(Saved data entries)

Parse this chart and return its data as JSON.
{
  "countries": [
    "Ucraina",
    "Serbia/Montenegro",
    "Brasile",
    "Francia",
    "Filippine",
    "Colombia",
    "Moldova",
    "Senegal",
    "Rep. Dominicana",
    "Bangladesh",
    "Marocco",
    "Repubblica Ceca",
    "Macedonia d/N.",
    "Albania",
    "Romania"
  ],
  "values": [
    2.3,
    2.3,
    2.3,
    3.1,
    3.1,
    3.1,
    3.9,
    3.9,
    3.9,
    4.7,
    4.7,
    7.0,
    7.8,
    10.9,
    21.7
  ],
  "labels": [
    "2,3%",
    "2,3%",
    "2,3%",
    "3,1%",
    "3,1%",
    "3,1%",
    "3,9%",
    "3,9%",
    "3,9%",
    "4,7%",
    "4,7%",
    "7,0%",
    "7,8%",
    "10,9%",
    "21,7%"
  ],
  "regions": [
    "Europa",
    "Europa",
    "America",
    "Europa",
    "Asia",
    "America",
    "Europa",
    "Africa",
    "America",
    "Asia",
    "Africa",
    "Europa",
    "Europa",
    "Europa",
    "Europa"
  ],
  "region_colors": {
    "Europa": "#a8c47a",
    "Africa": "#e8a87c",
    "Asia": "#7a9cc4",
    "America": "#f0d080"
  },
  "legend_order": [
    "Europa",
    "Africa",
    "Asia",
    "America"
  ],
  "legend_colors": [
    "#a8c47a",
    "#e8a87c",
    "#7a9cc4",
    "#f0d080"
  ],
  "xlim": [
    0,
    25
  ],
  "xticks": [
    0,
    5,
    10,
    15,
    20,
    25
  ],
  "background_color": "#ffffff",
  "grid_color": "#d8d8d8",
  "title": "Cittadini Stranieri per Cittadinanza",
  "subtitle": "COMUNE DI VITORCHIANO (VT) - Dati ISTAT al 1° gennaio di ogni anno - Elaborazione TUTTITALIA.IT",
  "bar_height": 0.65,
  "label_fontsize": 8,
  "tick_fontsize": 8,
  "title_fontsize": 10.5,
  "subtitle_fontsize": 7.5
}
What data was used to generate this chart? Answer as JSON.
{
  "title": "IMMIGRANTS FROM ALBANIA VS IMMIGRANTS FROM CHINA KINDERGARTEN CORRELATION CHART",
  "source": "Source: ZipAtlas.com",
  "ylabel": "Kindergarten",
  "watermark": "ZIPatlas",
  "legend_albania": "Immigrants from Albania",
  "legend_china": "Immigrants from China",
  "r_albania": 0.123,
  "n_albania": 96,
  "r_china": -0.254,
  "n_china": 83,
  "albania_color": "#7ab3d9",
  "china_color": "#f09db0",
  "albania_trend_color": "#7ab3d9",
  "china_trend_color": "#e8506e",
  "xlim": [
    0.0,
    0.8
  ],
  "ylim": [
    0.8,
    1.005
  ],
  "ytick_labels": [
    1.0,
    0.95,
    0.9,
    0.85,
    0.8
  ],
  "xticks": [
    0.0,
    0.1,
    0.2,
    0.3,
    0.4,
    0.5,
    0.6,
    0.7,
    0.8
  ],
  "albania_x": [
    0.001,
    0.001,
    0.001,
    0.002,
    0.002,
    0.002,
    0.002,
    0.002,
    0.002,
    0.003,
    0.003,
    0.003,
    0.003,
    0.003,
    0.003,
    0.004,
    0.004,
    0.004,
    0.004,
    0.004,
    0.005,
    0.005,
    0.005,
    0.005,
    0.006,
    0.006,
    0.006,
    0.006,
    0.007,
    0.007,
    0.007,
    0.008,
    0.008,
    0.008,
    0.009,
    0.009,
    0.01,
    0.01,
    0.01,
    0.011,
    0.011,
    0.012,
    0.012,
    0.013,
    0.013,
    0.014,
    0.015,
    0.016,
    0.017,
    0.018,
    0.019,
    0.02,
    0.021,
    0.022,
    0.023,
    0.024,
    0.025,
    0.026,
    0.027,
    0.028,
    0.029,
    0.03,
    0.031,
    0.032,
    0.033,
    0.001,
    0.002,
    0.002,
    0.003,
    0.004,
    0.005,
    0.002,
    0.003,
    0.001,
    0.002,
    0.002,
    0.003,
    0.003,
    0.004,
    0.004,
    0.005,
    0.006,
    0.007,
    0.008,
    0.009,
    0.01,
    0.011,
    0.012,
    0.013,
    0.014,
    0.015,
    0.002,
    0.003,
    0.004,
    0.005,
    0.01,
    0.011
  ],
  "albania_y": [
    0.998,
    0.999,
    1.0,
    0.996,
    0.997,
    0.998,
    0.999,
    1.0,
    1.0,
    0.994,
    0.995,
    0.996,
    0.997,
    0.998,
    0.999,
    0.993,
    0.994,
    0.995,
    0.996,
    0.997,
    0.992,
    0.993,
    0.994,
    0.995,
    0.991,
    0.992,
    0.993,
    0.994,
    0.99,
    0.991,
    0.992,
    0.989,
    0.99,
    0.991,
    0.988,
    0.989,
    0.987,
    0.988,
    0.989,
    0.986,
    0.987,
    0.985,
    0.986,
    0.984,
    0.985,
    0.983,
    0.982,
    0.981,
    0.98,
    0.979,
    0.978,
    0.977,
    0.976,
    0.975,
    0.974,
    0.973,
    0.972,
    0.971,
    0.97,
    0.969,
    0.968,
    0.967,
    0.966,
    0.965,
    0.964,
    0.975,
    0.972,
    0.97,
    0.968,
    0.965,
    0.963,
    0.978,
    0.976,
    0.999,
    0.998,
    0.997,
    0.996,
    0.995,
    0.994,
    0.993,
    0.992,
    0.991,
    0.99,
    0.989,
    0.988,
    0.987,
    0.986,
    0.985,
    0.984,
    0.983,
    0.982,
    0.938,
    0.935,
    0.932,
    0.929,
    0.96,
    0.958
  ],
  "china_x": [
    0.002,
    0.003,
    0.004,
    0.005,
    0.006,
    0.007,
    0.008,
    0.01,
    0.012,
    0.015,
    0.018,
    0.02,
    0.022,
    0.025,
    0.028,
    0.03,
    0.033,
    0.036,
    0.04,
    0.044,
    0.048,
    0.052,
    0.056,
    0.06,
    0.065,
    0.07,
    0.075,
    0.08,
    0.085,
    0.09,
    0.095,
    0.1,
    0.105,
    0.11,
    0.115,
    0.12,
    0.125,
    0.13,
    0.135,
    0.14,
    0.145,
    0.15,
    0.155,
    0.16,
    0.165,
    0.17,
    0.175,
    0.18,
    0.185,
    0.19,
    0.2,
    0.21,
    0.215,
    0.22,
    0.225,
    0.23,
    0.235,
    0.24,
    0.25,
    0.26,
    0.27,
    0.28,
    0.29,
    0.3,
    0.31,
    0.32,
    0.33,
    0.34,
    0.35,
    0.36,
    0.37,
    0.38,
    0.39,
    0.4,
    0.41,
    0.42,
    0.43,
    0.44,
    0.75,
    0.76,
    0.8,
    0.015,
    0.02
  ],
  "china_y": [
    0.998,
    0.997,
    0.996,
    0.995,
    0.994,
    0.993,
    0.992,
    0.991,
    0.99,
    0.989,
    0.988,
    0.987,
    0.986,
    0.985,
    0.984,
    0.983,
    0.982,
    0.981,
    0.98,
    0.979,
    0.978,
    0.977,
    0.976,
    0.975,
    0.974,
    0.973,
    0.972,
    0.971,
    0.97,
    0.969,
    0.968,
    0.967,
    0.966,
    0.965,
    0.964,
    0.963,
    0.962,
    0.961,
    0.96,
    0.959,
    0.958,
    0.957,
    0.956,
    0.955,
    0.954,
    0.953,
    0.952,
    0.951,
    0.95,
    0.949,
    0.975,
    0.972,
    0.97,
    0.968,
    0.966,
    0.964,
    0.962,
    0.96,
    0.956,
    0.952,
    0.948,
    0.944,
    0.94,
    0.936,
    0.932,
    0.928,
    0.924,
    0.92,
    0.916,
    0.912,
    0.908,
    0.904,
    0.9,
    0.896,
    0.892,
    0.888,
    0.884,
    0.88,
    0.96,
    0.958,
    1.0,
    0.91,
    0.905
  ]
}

Job - Pick out each line above that includes "JSON" and show it.

Response to the task -
Parse this chart and return its data as JSON.
What data was used to generate this chart? Answer as JSON.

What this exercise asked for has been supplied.